SOURCE RECORDS
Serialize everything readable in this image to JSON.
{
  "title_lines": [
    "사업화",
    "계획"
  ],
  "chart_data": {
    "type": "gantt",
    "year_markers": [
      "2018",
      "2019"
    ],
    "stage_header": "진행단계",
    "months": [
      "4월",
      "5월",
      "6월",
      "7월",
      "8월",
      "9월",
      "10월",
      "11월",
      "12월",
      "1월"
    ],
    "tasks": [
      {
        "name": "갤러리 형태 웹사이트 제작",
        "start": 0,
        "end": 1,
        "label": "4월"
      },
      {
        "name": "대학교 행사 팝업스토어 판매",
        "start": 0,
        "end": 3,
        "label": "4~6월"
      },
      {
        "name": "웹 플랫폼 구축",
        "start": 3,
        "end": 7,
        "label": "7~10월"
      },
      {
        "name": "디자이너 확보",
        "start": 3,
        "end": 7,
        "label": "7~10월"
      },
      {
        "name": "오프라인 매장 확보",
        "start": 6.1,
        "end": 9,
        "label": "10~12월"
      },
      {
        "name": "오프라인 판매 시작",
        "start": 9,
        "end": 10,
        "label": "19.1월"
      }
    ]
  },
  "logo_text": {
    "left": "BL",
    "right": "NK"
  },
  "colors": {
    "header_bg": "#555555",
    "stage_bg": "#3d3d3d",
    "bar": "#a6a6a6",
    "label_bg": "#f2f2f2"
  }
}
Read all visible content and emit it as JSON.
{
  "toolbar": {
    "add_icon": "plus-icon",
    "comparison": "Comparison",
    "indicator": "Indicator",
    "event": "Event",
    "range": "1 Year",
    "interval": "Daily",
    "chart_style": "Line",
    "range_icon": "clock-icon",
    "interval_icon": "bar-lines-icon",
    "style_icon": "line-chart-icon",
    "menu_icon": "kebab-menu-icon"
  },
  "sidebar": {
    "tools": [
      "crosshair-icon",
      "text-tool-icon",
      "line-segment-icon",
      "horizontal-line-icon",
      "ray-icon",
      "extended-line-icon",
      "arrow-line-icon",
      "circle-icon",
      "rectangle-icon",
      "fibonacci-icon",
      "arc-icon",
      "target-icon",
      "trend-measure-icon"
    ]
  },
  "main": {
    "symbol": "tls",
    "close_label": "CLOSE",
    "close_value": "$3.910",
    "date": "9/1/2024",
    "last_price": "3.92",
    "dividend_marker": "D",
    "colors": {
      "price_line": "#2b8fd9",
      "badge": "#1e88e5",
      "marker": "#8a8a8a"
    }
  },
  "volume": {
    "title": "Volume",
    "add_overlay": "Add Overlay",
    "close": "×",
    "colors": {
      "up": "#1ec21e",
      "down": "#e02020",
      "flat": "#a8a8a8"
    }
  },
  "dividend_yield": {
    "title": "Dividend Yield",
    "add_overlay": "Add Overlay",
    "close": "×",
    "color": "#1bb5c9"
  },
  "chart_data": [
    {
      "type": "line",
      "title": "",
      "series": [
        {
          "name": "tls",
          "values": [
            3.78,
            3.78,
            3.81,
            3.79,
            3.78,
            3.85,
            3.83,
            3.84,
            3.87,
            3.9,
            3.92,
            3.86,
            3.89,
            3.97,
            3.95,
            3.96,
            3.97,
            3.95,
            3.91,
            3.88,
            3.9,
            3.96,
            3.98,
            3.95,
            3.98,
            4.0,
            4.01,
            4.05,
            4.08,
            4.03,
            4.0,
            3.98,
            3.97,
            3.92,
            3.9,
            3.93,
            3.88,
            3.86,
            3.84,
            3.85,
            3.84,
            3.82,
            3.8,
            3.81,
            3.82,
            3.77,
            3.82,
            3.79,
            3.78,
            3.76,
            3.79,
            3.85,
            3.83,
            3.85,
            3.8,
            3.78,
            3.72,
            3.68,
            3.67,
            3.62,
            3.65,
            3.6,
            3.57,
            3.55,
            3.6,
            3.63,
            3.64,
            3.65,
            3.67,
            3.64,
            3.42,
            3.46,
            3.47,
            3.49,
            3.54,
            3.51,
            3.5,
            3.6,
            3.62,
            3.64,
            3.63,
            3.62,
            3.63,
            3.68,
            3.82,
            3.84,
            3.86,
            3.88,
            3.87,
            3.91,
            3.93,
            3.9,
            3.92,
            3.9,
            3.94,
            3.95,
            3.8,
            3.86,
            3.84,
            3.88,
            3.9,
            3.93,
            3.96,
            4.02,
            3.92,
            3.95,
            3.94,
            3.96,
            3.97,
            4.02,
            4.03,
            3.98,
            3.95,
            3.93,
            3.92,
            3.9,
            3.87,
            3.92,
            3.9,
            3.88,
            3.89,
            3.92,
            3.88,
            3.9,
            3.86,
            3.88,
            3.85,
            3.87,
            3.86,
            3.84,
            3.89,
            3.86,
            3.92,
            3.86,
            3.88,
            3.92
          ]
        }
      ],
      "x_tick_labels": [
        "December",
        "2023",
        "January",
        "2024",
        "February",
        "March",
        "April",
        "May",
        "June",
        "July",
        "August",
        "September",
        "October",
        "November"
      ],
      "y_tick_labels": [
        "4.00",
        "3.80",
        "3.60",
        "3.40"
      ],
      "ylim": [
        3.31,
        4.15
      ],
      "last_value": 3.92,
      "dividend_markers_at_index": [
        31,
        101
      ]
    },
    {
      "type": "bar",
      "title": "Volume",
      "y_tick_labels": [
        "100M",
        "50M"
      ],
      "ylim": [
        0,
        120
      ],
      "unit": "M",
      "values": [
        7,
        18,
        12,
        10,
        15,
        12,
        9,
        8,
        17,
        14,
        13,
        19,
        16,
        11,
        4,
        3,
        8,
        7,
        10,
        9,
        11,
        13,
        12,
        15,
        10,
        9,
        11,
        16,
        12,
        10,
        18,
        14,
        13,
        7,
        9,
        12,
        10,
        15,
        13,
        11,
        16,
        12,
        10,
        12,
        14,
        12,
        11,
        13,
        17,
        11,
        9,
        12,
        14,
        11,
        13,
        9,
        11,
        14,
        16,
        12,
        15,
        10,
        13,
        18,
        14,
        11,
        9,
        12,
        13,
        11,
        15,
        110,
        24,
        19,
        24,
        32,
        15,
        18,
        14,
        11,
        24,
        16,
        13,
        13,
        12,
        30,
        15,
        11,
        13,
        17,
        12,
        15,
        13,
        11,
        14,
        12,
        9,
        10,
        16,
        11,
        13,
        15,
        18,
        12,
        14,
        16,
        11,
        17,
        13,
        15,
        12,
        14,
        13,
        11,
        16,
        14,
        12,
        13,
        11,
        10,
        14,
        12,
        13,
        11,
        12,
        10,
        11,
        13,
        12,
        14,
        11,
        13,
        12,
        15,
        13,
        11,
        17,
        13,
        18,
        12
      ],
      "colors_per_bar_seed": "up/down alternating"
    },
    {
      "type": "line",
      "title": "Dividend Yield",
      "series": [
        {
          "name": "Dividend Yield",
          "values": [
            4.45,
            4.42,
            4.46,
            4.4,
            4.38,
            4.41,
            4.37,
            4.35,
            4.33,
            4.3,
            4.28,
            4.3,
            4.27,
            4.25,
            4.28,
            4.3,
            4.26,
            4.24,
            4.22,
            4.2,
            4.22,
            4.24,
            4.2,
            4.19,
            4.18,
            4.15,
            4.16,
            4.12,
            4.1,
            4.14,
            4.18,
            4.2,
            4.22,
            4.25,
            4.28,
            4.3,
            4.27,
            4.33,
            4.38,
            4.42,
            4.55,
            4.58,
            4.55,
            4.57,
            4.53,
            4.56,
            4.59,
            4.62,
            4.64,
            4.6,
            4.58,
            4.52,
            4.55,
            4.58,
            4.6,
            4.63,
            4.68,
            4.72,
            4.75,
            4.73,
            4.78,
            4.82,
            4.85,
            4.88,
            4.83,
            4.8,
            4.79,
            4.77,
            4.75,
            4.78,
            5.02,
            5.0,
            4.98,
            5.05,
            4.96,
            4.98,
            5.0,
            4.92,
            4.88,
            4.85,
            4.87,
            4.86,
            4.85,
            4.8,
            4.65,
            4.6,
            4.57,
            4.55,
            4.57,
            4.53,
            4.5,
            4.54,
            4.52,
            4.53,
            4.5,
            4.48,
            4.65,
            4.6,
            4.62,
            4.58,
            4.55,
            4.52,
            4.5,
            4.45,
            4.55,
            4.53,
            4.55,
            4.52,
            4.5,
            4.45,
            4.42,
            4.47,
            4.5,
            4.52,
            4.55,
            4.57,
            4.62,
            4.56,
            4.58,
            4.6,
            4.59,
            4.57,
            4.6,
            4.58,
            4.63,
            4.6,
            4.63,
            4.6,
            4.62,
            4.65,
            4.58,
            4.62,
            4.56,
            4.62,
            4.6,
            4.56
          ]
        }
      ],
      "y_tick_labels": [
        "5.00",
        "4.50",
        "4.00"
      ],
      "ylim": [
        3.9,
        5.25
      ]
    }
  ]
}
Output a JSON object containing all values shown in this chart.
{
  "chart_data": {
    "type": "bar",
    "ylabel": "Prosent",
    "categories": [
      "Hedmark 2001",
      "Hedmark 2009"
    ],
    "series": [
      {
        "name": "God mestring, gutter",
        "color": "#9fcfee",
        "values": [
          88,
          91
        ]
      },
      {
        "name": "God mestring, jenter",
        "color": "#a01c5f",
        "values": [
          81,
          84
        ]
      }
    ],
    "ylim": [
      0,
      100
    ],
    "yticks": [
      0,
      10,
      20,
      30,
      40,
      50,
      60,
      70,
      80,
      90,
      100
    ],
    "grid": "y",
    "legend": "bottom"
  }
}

TASK REQUIREMENTS
Everything from the line that contains "Output a JSON" through the end of the records must be duplicated exactly, and nothing outside that range.

RESULT OF THIS EXERCISE
Output a JSON object containing all values shown in this chart.
{
  "chart_data": {
    "type": "bar",
    "ylabel": "Prosent",
    "categories": [
      "Hedmark 2001",
      "Hedmark 2009"
    ],
    "series": [
      {
        "name": "God mestring, gutter",
        "color": "#9fcfee",
        "values": [
          88,
          91
        ]
      },
      {
        "name": "God mestring, jenter",
        "color": "#a01c5f",
        "values": [
          81,
          84
        ]
      }
    ],
    "ylim": [
      0,
      100
    ],
    "yticks": [
      0,
      10,
      20,
      30,
      40,
      50,
      60,
      70,
      80,
      90,
      100
    ],
    "grid": "y",
    "legend": "bottom"
  }
}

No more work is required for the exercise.